(Records from a dataset)
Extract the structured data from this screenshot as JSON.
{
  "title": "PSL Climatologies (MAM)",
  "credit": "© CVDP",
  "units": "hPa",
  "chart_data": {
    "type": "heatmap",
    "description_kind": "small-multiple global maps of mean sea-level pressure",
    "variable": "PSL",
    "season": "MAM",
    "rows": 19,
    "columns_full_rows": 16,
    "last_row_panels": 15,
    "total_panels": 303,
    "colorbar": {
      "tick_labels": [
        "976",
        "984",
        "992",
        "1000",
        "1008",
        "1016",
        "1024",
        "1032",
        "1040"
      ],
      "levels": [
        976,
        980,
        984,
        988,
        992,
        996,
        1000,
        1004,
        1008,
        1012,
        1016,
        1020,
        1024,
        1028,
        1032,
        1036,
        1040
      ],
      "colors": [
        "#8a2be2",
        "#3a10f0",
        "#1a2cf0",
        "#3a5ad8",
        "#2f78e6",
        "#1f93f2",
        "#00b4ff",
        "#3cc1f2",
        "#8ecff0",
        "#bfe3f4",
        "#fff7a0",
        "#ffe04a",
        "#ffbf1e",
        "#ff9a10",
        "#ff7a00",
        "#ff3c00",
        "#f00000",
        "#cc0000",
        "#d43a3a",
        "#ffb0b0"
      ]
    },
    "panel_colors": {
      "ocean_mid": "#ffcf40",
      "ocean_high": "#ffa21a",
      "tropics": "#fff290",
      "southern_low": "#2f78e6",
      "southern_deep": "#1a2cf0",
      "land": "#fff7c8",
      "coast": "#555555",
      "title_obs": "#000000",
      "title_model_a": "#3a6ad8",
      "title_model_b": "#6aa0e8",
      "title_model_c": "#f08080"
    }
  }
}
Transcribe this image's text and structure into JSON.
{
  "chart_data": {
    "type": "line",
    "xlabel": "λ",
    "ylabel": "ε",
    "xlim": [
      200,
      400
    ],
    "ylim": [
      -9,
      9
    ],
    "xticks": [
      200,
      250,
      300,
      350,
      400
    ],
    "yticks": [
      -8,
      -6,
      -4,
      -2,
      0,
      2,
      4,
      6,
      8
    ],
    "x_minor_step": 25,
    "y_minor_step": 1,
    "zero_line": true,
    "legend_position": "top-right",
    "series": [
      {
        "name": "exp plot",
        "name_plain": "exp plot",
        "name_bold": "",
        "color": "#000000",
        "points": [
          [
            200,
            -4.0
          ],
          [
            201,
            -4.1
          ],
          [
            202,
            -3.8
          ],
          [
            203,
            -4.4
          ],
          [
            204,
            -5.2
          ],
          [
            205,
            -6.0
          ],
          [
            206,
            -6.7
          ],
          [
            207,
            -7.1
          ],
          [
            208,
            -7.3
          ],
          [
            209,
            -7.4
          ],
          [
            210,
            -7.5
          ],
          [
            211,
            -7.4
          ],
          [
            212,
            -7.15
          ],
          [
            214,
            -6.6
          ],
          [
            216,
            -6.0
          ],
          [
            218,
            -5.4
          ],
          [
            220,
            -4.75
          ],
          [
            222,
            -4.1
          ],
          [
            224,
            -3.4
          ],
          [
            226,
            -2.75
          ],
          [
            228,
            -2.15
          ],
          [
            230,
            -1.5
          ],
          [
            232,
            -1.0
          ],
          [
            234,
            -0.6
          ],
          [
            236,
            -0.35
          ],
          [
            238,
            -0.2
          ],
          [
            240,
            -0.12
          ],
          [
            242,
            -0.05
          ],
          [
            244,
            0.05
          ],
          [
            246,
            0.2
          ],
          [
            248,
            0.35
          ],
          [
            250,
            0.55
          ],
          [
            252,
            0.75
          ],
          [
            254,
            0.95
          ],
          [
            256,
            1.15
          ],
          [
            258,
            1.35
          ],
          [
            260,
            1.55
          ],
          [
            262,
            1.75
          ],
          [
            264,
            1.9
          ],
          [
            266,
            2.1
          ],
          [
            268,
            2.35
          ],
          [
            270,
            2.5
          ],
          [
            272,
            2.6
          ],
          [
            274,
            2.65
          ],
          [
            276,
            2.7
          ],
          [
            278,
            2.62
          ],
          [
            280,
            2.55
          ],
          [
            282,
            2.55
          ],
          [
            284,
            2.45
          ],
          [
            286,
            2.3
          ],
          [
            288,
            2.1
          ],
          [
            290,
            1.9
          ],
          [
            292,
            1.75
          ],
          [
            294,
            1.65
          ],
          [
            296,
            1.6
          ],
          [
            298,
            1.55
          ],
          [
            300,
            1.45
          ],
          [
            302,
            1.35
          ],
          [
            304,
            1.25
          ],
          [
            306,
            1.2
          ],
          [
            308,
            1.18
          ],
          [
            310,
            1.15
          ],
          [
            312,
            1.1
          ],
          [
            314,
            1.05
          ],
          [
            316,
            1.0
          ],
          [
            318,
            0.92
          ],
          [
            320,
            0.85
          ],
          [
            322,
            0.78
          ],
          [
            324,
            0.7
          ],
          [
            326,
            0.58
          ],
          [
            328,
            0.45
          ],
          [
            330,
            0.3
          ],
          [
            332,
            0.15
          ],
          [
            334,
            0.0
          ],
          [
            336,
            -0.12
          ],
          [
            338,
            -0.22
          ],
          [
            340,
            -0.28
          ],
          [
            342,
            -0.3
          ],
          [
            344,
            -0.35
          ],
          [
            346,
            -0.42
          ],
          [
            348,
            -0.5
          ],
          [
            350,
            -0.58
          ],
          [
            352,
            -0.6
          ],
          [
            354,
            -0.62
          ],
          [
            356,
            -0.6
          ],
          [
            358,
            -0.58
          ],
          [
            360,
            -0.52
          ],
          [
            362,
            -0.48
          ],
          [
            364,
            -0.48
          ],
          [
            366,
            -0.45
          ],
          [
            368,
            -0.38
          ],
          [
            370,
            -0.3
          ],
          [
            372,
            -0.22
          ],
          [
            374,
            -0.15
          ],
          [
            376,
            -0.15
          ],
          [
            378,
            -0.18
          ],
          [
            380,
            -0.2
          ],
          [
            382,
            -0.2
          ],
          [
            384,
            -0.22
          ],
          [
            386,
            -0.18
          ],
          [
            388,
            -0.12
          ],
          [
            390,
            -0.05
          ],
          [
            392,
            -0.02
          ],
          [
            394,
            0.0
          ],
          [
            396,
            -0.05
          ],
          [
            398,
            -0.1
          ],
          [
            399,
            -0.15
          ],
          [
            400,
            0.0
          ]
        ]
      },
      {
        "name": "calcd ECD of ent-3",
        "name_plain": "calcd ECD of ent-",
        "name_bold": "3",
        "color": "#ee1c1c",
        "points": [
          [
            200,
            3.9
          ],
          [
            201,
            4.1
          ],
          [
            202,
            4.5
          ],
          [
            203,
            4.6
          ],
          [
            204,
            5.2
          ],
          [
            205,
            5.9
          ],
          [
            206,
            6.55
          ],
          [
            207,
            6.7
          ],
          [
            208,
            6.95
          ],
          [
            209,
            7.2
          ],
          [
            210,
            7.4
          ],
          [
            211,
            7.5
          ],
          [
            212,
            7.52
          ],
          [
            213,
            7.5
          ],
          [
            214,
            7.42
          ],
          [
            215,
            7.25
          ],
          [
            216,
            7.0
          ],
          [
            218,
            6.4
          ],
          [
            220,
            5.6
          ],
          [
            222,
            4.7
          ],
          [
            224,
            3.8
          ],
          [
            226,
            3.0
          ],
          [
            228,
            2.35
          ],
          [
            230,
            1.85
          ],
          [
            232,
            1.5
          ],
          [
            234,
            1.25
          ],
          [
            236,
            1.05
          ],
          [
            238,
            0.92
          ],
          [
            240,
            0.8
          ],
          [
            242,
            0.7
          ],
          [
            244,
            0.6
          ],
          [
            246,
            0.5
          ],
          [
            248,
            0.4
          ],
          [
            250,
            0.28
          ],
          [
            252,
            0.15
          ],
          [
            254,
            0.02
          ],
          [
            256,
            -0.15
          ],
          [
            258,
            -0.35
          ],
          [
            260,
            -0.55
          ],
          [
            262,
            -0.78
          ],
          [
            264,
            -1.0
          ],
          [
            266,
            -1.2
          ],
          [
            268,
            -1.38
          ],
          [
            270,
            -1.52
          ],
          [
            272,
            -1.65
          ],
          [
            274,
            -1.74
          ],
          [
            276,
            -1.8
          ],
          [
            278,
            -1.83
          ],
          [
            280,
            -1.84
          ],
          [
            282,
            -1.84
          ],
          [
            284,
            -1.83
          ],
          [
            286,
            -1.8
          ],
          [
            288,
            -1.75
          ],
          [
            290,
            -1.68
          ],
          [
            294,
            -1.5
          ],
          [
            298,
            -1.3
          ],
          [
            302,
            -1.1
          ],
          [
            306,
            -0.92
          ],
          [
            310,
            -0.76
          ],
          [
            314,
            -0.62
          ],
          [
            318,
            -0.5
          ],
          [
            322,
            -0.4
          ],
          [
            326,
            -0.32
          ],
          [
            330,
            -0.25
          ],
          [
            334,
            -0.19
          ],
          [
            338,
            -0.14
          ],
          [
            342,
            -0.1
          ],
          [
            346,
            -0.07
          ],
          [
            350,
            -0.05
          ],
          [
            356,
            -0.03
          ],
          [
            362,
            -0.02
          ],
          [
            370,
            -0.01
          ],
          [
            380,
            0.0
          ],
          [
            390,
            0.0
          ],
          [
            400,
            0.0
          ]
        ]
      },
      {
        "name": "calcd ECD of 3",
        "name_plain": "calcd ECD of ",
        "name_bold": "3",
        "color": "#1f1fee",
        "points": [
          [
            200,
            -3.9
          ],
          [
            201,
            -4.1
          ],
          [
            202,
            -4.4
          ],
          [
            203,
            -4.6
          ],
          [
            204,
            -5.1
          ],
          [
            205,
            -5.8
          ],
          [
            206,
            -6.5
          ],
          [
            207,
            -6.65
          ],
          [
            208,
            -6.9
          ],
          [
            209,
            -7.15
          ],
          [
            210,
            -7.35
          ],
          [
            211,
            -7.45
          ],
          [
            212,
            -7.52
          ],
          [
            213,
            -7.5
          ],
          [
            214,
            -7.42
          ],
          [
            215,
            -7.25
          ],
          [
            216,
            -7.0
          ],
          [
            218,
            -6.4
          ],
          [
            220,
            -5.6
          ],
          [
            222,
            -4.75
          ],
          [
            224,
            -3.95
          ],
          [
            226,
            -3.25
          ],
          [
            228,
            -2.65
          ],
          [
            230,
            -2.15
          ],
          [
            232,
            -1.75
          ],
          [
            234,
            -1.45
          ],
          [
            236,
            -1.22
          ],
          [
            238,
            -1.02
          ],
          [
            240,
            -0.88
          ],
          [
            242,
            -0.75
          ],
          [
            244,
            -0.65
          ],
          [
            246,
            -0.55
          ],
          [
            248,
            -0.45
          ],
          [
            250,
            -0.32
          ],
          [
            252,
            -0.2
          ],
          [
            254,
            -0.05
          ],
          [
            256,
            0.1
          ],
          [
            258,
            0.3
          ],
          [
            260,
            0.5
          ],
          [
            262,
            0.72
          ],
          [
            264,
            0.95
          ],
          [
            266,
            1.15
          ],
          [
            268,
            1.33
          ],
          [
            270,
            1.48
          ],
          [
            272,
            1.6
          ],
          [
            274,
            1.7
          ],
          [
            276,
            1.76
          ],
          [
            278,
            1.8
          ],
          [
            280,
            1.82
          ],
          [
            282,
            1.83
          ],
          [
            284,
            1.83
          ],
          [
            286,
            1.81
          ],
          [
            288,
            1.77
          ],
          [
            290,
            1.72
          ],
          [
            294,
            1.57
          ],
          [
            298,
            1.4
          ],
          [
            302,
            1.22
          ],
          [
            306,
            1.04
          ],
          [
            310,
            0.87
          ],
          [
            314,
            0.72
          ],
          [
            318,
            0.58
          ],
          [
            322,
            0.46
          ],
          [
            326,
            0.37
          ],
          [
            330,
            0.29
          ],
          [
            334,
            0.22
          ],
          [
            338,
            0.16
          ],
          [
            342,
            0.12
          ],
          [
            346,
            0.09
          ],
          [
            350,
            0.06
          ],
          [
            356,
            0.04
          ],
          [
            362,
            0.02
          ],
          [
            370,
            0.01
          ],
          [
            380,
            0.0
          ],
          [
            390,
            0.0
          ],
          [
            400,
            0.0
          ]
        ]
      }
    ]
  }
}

The request:
Extract from the material all lines containing the string "this".

Full output:
Extract the structured data from this screenshot as JSON.
Transcribe this image's text and structure into JSON.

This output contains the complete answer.